Task to complete: Look through the listing and locate every line containing the word "this"; copy those lines.

(Records from a collection)
────────────────────────────────────────
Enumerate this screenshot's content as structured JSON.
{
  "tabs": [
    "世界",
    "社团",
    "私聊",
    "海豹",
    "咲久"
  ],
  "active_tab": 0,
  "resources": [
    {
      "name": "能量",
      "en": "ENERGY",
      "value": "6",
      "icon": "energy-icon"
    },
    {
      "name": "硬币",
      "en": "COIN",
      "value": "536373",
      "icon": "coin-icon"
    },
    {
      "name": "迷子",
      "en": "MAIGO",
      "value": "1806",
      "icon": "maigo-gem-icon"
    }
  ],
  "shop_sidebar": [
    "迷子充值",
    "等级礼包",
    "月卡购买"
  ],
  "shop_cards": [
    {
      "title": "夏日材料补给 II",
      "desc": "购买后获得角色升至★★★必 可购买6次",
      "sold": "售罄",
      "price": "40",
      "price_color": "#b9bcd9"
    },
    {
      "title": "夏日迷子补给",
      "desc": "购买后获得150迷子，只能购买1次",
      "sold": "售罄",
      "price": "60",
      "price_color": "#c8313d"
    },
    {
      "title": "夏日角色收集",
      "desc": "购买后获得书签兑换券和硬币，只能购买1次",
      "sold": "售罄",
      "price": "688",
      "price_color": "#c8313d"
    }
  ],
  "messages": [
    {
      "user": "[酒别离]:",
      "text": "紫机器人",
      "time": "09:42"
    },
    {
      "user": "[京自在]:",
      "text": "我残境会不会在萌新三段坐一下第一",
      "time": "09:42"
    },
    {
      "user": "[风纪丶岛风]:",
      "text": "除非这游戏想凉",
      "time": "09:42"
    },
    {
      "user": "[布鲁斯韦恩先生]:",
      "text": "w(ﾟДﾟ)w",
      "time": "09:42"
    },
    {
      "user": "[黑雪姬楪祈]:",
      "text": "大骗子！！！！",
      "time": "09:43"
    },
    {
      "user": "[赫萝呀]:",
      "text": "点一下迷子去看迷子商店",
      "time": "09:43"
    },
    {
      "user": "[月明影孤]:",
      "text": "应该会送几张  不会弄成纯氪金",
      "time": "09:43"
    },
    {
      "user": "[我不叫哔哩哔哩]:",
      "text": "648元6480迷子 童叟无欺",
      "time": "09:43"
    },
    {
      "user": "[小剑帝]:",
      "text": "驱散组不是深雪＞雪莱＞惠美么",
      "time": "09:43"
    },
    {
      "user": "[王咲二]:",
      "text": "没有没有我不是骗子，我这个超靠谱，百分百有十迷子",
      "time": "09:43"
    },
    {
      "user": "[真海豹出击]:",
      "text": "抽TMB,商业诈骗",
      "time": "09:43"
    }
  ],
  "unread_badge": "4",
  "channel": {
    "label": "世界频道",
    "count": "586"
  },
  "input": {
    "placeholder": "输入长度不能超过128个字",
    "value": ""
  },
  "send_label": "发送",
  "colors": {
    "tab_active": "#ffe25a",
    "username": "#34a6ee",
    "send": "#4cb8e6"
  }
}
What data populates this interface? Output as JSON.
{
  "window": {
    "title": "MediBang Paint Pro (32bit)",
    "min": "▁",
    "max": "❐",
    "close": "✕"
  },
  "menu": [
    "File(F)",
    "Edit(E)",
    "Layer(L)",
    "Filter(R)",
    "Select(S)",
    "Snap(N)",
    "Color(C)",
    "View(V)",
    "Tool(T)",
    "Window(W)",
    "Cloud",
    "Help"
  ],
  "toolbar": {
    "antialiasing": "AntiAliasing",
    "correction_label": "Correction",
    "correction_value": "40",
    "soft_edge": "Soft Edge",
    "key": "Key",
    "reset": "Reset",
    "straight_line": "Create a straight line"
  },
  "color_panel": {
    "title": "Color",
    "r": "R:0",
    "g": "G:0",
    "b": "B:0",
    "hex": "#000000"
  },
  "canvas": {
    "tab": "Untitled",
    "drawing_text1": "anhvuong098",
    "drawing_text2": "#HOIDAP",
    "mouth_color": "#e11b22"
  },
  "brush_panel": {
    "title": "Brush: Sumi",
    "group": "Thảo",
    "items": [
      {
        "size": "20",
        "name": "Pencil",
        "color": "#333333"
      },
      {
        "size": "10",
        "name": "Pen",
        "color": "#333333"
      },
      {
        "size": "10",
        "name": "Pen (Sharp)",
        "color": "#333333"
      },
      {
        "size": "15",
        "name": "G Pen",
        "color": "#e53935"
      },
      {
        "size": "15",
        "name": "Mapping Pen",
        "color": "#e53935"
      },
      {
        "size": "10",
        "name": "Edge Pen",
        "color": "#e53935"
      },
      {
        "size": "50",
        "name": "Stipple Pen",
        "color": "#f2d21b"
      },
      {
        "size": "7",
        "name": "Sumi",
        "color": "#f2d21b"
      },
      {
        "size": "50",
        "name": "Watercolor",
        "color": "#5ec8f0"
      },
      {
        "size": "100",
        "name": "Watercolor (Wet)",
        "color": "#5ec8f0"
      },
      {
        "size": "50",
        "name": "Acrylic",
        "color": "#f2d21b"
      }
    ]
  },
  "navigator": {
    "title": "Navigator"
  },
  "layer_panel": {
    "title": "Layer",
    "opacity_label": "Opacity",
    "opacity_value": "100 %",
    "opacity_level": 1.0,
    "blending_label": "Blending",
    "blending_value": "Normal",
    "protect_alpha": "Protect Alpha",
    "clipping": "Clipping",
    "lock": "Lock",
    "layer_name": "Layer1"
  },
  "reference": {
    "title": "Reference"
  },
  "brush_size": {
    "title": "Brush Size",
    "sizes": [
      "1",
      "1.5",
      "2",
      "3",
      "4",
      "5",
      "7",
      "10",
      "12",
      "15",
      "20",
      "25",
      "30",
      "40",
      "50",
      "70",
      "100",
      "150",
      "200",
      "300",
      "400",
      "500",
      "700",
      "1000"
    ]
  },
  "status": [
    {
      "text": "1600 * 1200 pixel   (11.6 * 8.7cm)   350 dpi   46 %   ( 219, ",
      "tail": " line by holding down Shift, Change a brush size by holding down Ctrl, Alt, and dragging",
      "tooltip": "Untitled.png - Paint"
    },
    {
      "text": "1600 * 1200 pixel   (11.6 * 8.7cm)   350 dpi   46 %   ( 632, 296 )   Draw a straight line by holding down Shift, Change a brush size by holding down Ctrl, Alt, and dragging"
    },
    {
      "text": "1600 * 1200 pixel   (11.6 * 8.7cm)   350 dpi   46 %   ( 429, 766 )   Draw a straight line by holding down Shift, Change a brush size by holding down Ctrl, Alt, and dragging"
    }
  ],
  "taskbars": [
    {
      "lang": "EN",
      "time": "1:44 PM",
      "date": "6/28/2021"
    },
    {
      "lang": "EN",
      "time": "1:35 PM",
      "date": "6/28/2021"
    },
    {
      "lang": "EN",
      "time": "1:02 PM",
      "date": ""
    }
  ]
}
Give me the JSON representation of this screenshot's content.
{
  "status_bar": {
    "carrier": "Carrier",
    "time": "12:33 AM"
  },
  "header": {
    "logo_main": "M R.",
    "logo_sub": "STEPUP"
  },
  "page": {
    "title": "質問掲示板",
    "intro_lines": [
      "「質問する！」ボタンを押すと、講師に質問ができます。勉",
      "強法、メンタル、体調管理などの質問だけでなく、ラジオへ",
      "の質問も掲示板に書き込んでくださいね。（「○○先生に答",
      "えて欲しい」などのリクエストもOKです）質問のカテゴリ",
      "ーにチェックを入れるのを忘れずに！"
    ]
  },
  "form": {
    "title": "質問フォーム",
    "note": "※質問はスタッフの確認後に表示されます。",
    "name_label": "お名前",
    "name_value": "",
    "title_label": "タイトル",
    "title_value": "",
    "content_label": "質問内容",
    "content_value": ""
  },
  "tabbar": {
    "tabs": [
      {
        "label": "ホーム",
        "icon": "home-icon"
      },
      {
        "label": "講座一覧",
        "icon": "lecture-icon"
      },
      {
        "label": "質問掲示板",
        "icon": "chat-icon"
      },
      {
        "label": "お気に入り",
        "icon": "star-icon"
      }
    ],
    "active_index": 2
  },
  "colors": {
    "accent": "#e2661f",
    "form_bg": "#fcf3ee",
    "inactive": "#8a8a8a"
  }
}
────────────────────────────────────────
Final result:
Enumerate this screenshot's content as structured JSON.
What data populates this interface? Output as JSON.
Give me the JSON representation of this screenshot's content.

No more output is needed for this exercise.